### What to do
Copy each line of the listing below exactly.
* * *
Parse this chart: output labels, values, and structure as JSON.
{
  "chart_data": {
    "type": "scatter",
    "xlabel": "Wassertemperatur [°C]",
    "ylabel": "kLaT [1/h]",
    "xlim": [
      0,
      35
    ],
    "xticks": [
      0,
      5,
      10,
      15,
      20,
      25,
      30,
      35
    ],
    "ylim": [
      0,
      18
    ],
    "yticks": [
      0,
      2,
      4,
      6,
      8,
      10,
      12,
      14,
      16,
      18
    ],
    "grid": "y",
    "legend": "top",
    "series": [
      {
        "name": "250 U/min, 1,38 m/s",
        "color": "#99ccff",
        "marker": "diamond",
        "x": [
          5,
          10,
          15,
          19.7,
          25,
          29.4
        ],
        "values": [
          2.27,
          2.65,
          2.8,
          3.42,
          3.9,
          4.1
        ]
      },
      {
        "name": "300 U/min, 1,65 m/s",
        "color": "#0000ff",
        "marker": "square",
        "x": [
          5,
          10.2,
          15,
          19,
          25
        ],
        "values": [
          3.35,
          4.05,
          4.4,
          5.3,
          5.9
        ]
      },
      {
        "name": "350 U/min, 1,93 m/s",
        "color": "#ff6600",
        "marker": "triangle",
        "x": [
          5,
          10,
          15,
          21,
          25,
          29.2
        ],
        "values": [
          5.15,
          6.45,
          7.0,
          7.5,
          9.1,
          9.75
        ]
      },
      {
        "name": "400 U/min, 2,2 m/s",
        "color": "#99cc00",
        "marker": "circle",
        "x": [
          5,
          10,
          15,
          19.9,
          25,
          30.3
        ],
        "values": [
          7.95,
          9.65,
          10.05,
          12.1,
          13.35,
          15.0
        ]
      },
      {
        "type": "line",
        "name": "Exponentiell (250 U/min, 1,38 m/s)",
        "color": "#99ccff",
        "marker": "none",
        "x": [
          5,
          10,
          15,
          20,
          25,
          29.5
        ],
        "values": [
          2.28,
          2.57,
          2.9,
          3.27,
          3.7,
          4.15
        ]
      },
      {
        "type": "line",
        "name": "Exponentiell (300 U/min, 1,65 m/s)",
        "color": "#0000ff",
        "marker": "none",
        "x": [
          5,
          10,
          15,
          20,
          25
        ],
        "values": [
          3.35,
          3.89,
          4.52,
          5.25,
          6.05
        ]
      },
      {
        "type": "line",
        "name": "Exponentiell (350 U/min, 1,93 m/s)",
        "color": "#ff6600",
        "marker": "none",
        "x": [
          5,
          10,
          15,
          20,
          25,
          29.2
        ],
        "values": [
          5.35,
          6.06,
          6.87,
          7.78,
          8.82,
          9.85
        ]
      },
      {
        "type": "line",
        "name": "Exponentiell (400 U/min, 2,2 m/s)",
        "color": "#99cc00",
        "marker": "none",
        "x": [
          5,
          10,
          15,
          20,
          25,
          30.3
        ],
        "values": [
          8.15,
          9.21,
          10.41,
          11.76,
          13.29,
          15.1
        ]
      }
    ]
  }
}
* * *
### Task output
Parse this chart: output labels, values, and structure as JSON.
{
  "chart_data": {
    "type": "scatter",
    "xlabel": "Wassertemperatur [°C]",
    "ylabel": "kLaT [1/h]",
    "xlim": [
      0,
      35
    ],
    "xticks": [
      0,
      5,
      10,
      15,
      20,
      25,
      30,
      35
    ],
    "ylim": [
      0,
      18
    ],
    "yticks": [
      0,
      2,
      4,
      6,
      8,
      10,
      12,
      14,
      16,
      18
    ],
    "grid": "y",
    "legend": "top",
    "series": [
      {
        "name": "250 U/min, 1,38 m/s",
        "color": "#99ccff",
        "marker": "diamond",
        "x": [
          5,
          10,
          15,
          19.7,
          25,
          29.4
        ],
        "values": [
          2.27,
          2.65,
          2.8,
          3.42,
          3.9,
          4.1
        ]
      },
      {
        "name": "300 U/min, 1,65 m/s",
        "color": "#0000ff",
        "marker": "square",
        "x": [
          5,
          10.2,
          15,
          19,
          25
        ],
        "values": [
          3.35,
          4.05,
          4.4,
          5.3,
          5.9
        ]
      },
      {
        "name": "350 U/min, 1,93 m/s",
        "color": "#ff6600",
        "marker": "triangle",
        "x": [
          5,
          10,
          15,
          21,
          25,
          29.2
        ],
        "values": [
          5.15,
          6.45,
          7.0,
          7.5,
          9.1,
          9.75
        ]
      },
      {
        "name": "400 U/min, 2,2 m/s",
        "color": "#99cc00",
        "marker": "circle",
        "x": [
          5,
          10,
          15,
          19.9,
          25,
          30.3
        ],
        "values": [
          7.95,
          9.65,
          10.05,
          12.1,
          13.35,
          15.0
        ]
      },
      {
        "type": "line",
        "name": "Exponentiell (250 U/min, 1,38 m/s)",
        "color": "#99ccff",
        "marker": "none",
        "x": [
          5,
          10,
          15,
          20,
          25,
          29.5
        ],
        "values": [
          2.28,
          2.57,
          2.9,
          3.27,
          3.7,
          4.15
        ]
      },
      {
        "type": "line",
        "name": "Exponentiell (300 U/min, 1,65 m/s)",
        "color": "#0000ff",
        "marker": "none",
        "x": [
          5,
          10,
          15,
          20,
          25
        ],
        "values": [
          3.35,
          3.89,
          4.52,
          5.25,
          6.05
        ]
      },
      {
        "type": "line",
        "name": "Exponentiell (350 U/min, 1,93 m/s)",
        "color": "#ff6600",
        "marker": "none",
        "x": [
          5,
          10,
          15,
          20,
          25,
          29.2
        ],
        "values": [
          5.35,
          6.06,
          6.87,
          7.78,
          8.82,
          9.85
        ]
      },
      {
        "type": "line",
        "name": "Exponentiell (400 U/min, 2,2 m/s)",
        "color": "#99cc00",
        "marker": "none",
        "x": [
          5,
          10,
          15,
          20,
          25,
          30.3
        ],
        "values": [
          8.15,
          9.21,
          10.41,
          11.76,
          13.29,
          15.1
        ]
      }
    ]
  }
}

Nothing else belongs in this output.